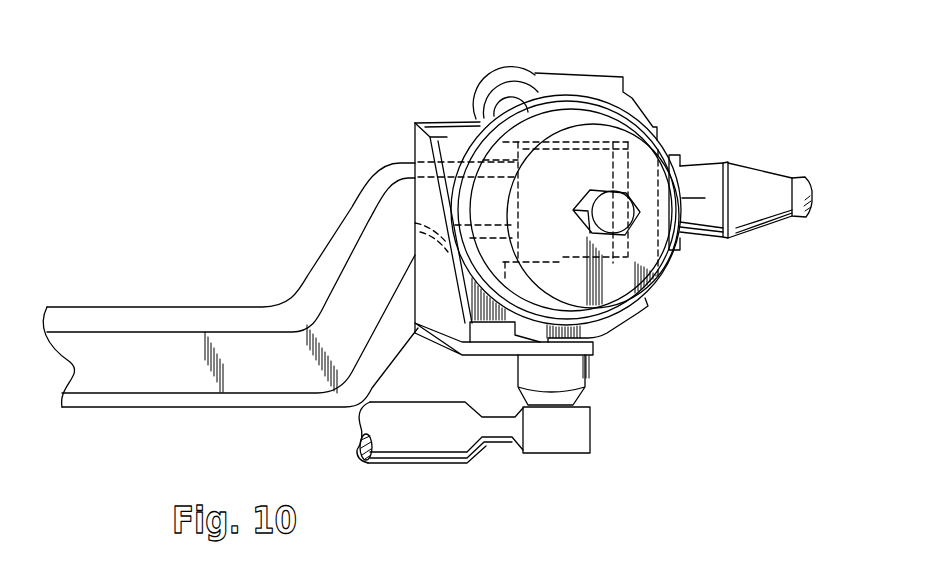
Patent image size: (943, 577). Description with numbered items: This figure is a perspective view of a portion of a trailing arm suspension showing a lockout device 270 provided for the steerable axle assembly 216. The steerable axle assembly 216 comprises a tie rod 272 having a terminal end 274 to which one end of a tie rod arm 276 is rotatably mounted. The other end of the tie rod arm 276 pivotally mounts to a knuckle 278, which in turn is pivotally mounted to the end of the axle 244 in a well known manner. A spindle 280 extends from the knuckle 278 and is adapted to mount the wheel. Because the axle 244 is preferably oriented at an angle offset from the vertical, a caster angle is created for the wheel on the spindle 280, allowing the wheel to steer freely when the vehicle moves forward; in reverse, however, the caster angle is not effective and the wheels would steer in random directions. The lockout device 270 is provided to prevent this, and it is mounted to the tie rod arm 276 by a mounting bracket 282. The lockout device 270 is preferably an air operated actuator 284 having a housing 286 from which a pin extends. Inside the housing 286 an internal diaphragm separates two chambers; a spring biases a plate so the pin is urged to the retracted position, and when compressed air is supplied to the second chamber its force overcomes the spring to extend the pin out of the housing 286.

The steerable axle assembly 216 is at (129, 305).
The axle 244 is at (190, 353).
The mounting bracket 282 is at (413, 143).
The lockout device 270 is at (570, 93).
The knuckle 278 is at (636, 102).
The housing 286 is at (642, 153).
The air operated actuator 284 is at (660, 275).
The spindle 280 is at (728, 165).
The tie rod arm 276 is at (580, 398).
The terminal end 274 is at (590, 433).
The tie rod 272 is at (398, 467).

**Task details:**
Please reproduce all of the material above line for line, omitting the picture.

**The output:**
Patent image size: (943, 577). Description with numbered items: This figure is a perspective view of a portion of a trailing arm suspension showing a lockout device 270 provided for the steerable axle assembly 216. The steerable axle assembly 216 comprises a tie rod 272 having a terminal end 274 to which one end of a tie rod arm 276 is rotatably mounted. The other end of the tie rod arm 276 pivotally mounts to a knuckle 278, which in turn is pivotally mounted to the end of the axle 244 in a well known manner. A spindle 280 extends from the knuckle 278 and is adapted to mount the wheel. Because the axle 244 is preferably oriented at an angle offset from the vertical, a caster angle is created for the wheel on the spindle 280, allowing the wheel to steer freely when the vehicle moves forward; in reverse, however, the caster angle is not effective and the wheels would steer in random directions. The lockout device 270 is provided to prevent this, and it is mounted to the tie rod arm 276 by a mounting bracket 282. The lockout device 270 is preferably an air operated actuator 284 having a housing 286 from which a pin extends. Inside the housing 286 an internal diaphragm separates two chambers; a spring biases a plate so the pin is urged to the retracted position, and when compressed air is supplied to the second chamber its force overcomes the spring to extend the pin out of the housing 286.

The steerable axle assembly 216 is at (129, 305).
The axle 244 is at (190, 353).
The mounting bracket 282 is at (413, 143).
The lockout device 270 is at (570, 93).
The knuckle 278 is at (636, 102).
The housing 286 is at (642, 153).
The air operated actuator 284 is at (660, 275).
The spindle 280 is at (728, 165).
The tie rod arm 276 is at (580, 398).
The terminal end 274 is at (590, 433).
The tie rod 272 is at (398, 467).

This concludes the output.